### Поставленные задачи
(1) Выпишите без изменений отрывок из текста о Никитенко, который начинается со слов, содержащих «Будучи важным историческим», и заканчивается словами «свое незапятнанное имя.».
(2) По чьему поручению, согласно тексту о Никитенко, он составлял «Примечания» к цензурному уставу 1828 года?

### Раздел текста
○ ○ ○ ○ ○
Будучи важным историческим документом, «Дневник» является также интересным человеческим документом, характеризующим самого автора. Со страниц «Дневника» встает яркая самобытная личность - человек высокой нравственности, твердых убеждений, «умный, благородный и довольно стойкий» (по справедливому определению А. Ф. Кони), [2] талантливый ученый, педагог и критик, рассматривающий свою преподавательскую и цензорскую деятельность как общественное служение, либеральный, благожелательный, но строгий цензор, сумевший в окружающей его чиновничье-бюрократической атмосфере сохранить свою независимость, свое незапятнанное имя.

За Никитенко закрепилось определение «цензор», но применительно к нему это определение весьма общо, так как не раскрывает всех аспектов его деятельности в области цензуры. Дело в том, что Никитенко был не только обычным, рядовым цензором, так сказать, цензором-практиком, осуществлявшим в цензурном комитете предварительную цензуру книг и периодических изданий. Но он был также теоретиком и историком цензуры. Цензорская биография Никитенко началась не с практической работы в Петербургском цензурном комитете, а раньше, причем с работы теоретического плана - с «Примечаний» к цензурному уставу 1828 года, которые он составлял по поручению попечителя университета К. М. Бороздина, взявшего молодого человека, только что окончившего университет, в свою канцелярию на должность секретаря («младшего чиновника»). Устав 1828 года был значительно либеральнее предшествовавшего «чугунного» устава 1826 года, но в нем имелось немало неясных, расплывчатых формулировок, затруднявших работу цензоров и давивших на печатное слово. «Это моя первая работа в законодательном смысле и направлена к тому, что мне всего дороже - к распространению просвещения и к ограждению прав русских граждан на самостоятельную духовную жизнь», - записал Никитенко в дневнике 23 августа 1828 года. Никитенко А. В. Дневник. Л., 1955. Т. I. С. 82.

Молодой Никитенко предлагал усовершенствовать цензурный устав 1828 года в еще более либеральном направлении - обеспечить большую «свободу мыслей», без чего «невозможно развитие просвещения» (там же). Судьба «Примечаний» Никитенко неизвестна, но память о них он сохранил на всю жизнь. Хорошее знание устава 1828 года пригодилось ему в будущей цензорской работе. Критическое отношение к цензурной политике правительства, приобретенное в юности, в будущем не только сохранится, но значительно усилится, получив новые подтверждения. А обнаружившаяся уже в 1828 году редкая способность составлять серьезные деловые бумаги по цензурному делу ярко проявится в его будущем законотворчестве. В течение всей жизни Никитенко оставался убежденным приверженцем устава 1828 года, оберегал его от вмешательства реакционных сил, освобождая от напластования множества разного рода дополнений к нему (особенно с 1848 года), урезывающих и без того скромные права писателей и журналистов. Он также считал, что к уставу 1828 года следует сделать дополнения и разъяснения в помощь цензорам и в интересах литераторов и ученых. Березина В. Г. Указ. соч. С. 36.
○ ○ ○ ○ ○
### Исходные данные
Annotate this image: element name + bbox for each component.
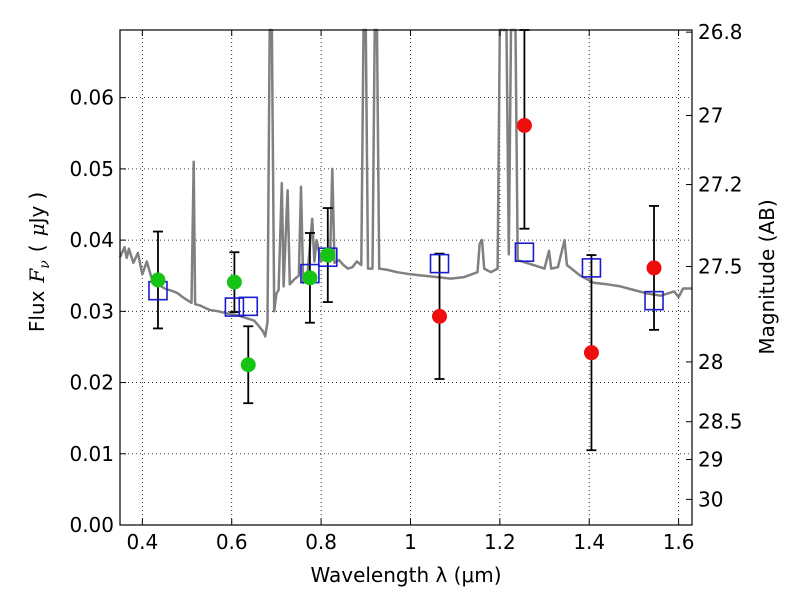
○ ○ ○ ○ ○
### Ответы
(1)
Будучи важным историческим документом, «Дневник» является также интересным человеческим документом, характеризующим самого автора. Со страниц «Дневника» встает яркая самобытная личность - человек высокой нравственности, твердых убеждений, «умный, благородный и довольно стойкий» (по справедливому определению А. Ф. Кони), [2] талантливый ученый, педагог и критик, рассматривающий свою преподавательскую и цензорскую деятельность как общественное служение, либеральный, благожелательный, но строгий цензор, сумевший в окружающей его чиновничье-бюрократической атмосфере сохранить свою независимость, свое незапятнанное имя.

(2) По поручению попечителя университета К. М. Бороздина.